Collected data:

==================================================

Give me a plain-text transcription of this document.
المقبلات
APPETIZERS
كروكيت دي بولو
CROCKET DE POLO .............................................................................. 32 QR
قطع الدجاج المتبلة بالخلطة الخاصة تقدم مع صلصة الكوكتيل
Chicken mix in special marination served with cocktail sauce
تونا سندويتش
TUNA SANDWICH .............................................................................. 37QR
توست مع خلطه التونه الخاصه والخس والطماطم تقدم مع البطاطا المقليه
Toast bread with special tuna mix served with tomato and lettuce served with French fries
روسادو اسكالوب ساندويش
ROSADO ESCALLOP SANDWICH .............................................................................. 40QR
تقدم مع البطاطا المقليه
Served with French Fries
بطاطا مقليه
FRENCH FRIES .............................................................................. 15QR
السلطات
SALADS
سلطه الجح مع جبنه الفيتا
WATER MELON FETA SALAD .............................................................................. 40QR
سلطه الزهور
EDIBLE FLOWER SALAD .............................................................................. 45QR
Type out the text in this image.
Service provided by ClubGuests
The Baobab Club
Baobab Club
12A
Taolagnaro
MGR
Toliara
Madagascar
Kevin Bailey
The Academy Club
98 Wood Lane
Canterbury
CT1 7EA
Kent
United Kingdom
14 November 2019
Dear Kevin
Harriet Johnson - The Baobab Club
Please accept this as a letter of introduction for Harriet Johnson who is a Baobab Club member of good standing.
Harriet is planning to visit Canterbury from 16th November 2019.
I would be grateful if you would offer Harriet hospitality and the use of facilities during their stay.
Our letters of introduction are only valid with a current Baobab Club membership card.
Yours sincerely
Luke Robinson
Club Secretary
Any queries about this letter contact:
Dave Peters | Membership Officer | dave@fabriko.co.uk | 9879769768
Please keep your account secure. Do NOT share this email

==================================================

Work to do:
Select and copy every line from the records that includes the word "البطاطا".

Response to this task:
توست مع خلطه التونه الخاصه والخس والطماطم تقدم مع البطاطا المقليه
تقدم مع البطاطا المقليه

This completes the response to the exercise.